▶ [What the task asks] Collect all lines from the records below that include the word "Mises".

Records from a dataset
↓

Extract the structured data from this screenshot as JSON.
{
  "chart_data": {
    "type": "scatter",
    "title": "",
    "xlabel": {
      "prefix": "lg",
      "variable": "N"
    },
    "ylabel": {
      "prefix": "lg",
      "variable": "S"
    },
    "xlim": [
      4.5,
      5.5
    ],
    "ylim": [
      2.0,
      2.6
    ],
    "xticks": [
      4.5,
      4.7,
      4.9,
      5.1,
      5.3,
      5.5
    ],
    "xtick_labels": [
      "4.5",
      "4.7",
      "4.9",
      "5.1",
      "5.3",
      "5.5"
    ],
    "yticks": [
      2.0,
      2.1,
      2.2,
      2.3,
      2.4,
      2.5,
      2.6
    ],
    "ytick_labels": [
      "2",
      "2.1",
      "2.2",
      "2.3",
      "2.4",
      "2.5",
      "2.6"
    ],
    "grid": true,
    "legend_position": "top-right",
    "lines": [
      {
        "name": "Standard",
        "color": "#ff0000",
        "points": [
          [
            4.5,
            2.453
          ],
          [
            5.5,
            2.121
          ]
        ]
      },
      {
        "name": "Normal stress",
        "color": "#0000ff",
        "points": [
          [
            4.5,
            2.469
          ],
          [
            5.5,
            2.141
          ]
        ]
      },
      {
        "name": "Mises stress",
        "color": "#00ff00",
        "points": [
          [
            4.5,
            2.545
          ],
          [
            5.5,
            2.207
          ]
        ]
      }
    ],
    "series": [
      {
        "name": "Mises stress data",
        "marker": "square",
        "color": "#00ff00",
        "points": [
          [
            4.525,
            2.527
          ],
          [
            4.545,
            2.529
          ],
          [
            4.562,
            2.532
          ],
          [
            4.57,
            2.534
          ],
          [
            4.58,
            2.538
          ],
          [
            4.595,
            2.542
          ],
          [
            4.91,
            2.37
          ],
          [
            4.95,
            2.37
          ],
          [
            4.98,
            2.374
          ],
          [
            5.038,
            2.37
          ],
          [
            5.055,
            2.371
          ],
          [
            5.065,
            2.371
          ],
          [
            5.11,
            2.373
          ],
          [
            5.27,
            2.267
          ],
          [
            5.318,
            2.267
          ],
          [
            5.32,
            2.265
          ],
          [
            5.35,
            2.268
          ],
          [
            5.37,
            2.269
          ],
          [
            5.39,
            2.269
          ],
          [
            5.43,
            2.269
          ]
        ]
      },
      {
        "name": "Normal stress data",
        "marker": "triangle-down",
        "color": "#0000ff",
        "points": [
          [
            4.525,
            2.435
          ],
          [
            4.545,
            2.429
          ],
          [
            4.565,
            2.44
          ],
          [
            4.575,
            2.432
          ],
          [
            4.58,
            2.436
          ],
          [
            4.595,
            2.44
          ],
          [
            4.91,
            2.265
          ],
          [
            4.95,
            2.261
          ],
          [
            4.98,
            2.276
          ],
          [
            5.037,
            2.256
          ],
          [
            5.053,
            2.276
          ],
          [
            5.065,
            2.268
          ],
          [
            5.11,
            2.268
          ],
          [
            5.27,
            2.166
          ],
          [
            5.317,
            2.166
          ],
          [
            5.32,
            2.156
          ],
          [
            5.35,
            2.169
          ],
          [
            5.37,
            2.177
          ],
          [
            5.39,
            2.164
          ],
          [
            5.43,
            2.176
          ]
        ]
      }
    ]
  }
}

↑

▶ [Completed task]
        "name": "Mises stress",
        "name": "Mises stress data",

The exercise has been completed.